(Data entries for graphics)
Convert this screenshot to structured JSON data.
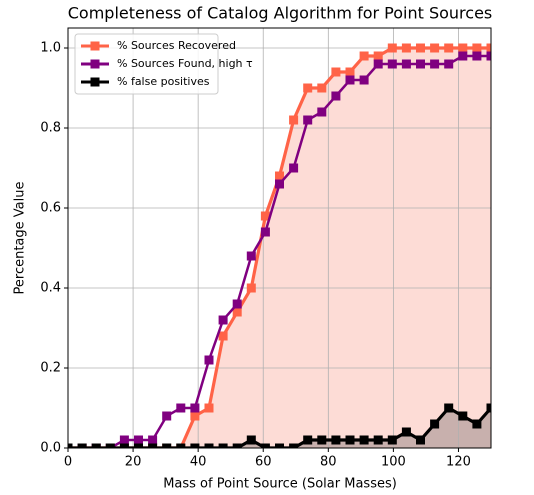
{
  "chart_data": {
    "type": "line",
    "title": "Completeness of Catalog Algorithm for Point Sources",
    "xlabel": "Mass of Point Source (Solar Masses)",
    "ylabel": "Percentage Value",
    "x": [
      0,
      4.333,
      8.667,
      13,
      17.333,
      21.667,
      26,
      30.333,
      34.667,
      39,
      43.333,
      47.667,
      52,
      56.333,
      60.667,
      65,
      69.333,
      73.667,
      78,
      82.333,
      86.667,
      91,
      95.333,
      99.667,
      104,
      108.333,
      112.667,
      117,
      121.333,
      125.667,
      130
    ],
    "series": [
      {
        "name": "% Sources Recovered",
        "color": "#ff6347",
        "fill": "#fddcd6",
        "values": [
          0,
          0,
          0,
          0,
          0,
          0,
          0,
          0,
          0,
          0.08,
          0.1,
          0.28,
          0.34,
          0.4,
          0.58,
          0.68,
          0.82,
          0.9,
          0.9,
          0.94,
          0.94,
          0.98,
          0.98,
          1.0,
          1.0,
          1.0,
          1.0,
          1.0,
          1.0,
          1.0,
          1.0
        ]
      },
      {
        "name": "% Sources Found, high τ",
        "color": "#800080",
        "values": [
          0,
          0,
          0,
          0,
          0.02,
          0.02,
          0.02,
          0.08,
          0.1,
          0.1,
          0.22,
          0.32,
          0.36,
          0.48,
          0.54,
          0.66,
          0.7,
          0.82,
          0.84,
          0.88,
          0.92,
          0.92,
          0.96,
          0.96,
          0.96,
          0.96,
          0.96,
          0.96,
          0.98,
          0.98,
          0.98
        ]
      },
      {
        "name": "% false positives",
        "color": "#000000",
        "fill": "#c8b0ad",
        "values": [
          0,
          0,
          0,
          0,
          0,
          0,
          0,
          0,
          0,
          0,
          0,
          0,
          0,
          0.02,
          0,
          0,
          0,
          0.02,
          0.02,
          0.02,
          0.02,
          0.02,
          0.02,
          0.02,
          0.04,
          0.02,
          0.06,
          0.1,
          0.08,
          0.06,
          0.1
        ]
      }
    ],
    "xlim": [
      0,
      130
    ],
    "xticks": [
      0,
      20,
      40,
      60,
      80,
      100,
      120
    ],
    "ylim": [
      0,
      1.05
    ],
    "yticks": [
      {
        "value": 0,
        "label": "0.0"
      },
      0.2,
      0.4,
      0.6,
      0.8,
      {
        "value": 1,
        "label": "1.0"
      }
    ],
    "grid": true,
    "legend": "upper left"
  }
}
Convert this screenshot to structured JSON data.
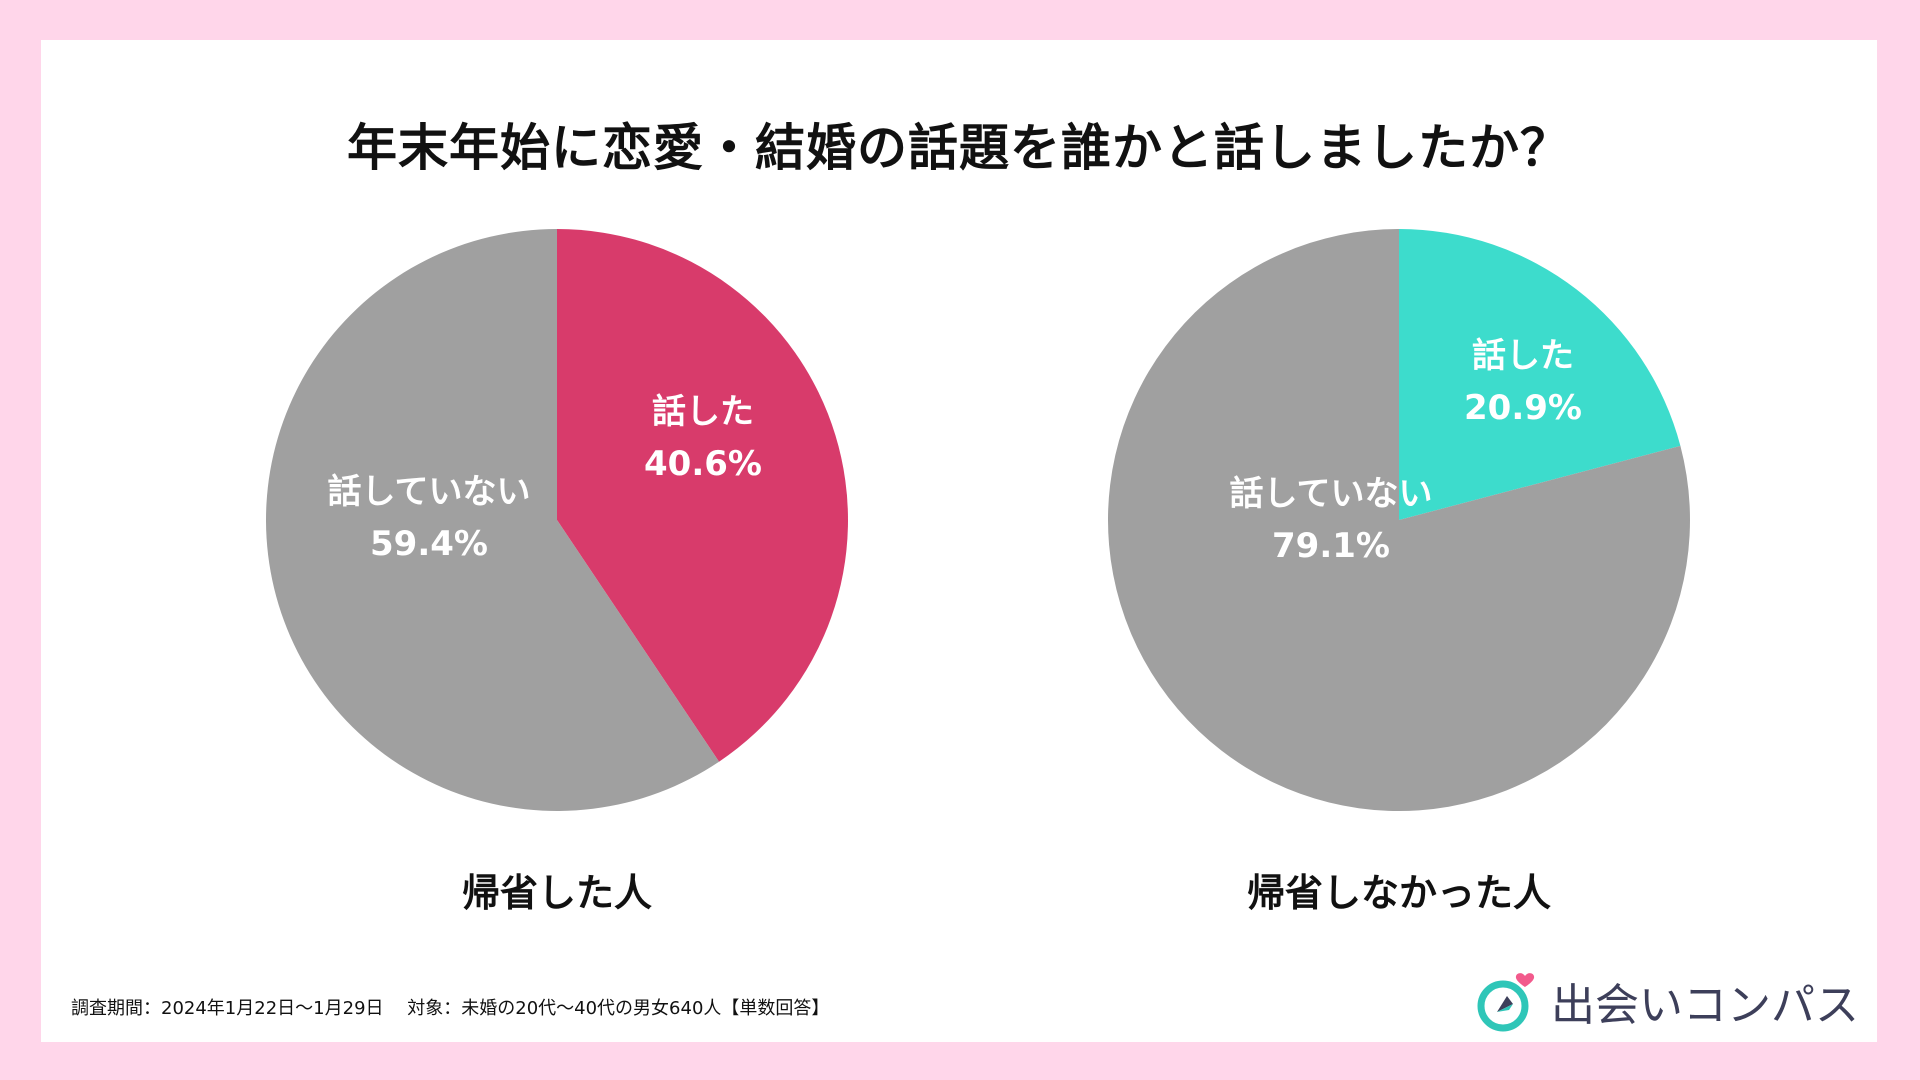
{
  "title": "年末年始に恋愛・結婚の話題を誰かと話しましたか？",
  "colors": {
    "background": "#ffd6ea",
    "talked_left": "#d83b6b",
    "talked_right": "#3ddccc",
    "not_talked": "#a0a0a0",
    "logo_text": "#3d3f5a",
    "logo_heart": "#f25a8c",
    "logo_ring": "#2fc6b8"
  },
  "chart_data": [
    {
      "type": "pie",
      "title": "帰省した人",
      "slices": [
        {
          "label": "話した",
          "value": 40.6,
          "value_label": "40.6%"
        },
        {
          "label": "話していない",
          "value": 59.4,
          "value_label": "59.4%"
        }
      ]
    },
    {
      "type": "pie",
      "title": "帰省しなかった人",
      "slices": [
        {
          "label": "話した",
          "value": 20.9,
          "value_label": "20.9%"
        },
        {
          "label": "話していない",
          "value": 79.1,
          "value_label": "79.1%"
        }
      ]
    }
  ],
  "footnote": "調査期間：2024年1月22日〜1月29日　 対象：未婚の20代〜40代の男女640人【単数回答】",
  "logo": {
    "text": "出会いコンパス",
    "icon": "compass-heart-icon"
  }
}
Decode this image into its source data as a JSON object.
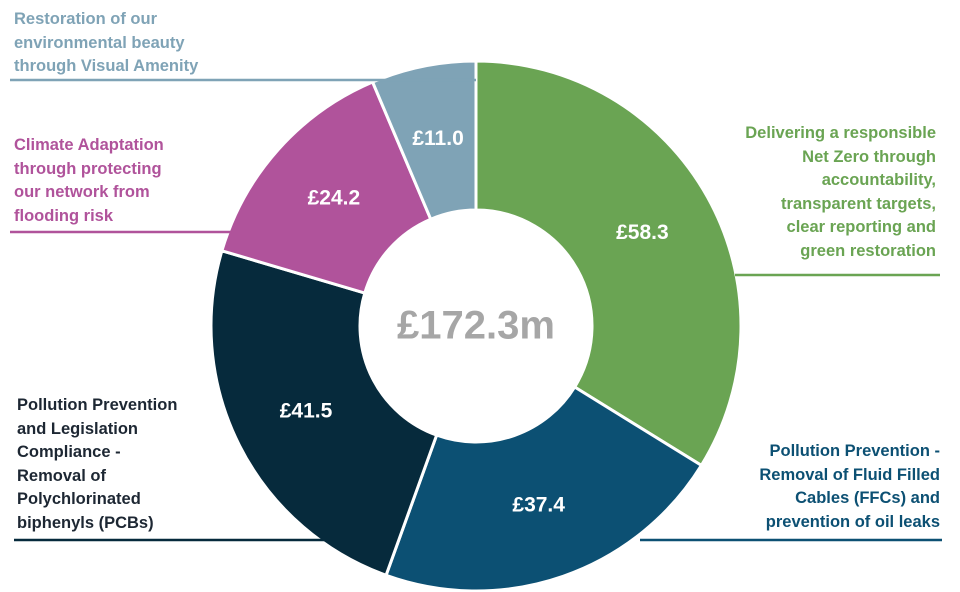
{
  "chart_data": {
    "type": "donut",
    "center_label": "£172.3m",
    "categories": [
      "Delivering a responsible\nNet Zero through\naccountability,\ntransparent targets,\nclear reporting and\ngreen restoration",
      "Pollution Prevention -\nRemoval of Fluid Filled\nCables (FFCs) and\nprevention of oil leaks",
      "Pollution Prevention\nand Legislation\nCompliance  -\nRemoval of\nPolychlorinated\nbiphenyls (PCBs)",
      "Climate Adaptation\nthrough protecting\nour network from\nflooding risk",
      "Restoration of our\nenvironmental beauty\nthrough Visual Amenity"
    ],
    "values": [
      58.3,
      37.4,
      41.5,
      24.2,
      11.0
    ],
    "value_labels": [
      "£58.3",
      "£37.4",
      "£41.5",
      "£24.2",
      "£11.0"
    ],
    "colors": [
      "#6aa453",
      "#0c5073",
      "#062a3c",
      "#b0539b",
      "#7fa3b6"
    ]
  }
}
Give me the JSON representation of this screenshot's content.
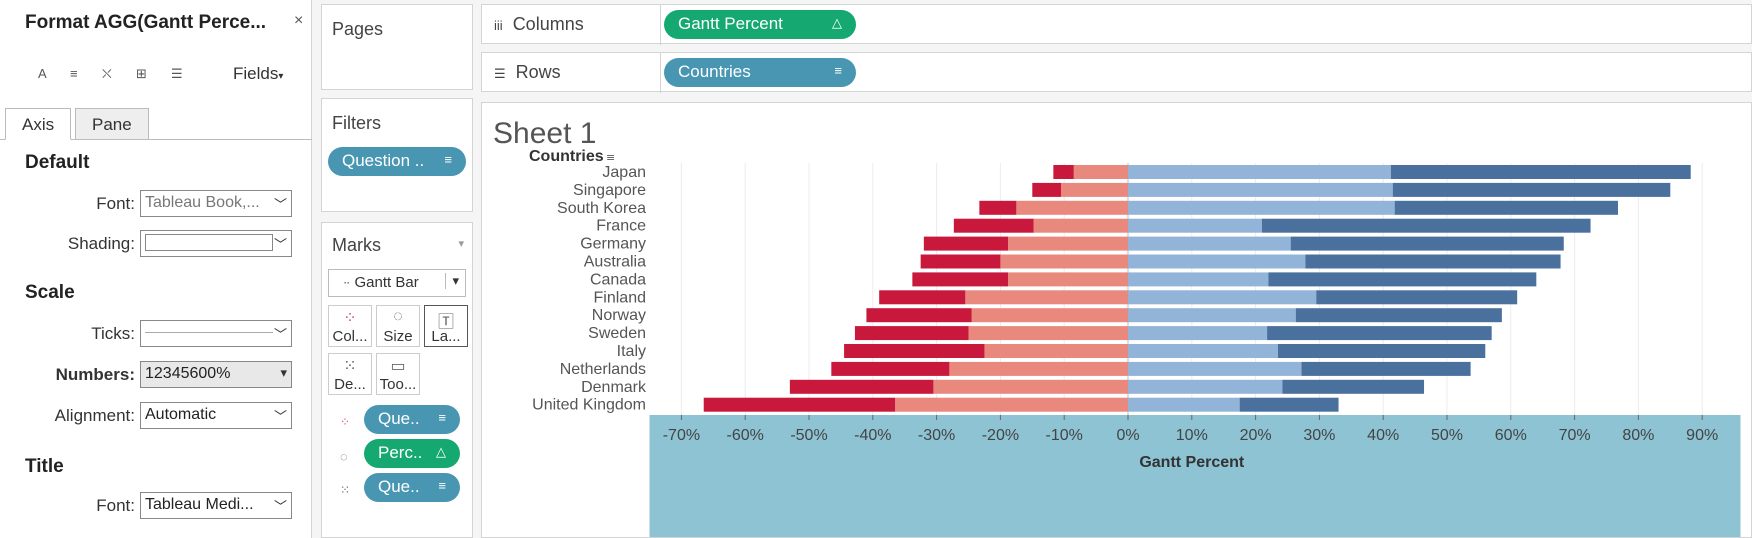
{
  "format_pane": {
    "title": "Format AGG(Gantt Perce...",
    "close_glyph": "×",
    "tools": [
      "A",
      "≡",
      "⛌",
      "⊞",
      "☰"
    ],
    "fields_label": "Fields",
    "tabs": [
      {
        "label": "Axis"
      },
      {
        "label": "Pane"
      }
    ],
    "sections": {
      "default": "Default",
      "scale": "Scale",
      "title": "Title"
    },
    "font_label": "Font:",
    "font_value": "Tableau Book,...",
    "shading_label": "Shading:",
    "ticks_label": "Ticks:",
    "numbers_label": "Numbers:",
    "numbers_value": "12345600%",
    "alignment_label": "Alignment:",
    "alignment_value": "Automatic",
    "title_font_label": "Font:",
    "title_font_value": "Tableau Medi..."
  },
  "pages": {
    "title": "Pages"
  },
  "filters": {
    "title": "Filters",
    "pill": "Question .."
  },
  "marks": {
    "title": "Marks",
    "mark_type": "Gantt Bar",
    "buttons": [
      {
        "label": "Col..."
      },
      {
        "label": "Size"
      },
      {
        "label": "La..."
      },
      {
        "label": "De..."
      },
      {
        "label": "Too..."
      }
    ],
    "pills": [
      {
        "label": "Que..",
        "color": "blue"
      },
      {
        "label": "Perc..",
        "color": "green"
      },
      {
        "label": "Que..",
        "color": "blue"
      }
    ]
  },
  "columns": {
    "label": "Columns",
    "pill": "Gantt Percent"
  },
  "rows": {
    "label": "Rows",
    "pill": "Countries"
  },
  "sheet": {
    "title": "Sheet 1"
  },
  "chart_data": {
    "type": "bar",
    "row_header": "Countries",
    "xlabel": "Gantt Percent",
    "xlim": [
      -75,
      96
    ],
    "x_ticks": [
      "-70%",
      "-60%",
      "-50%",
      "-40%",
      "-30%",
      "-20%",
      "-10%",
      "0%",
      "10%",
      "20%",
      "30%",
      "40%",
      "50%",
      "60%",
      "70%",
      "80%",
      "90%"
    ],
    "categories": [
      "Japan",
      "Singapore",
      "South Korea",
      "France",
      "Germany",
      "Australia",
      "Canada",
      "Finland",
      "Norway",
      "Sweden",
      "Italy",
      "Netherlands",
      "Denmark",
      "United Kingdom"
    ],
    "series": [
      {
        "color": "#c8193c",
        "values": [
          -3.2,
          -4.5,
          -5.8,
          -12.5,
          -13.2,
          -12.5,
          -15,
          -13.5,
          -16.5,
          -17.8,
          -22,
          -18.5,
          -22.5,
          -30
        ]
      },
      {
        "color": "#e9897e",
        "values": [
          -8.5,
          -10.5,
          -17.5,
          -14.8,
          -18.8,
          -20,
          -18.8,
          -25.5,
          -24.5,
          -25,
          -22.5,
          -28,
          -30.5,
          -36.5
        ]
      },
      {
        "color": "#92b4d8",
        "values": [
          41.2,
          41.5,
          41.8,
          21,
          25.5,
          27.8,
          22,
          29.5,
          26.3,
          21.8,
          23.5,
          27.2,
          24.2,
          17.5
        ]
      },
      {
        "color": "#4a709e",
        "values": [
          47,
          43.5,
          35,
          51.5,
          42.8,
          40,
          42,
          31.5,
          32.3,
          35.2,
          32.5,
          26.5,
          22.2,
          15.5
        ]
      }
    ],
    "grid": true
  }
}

Instructions for the task => Please list every line of the records that contains "JSON".

The solution =>
Convert this screenshot to structured JSON data.
Convert this screenshot to structured JSON data.
Decode this image into its source data as a JSON object.
Give me the JSON representation of this screenshot's content.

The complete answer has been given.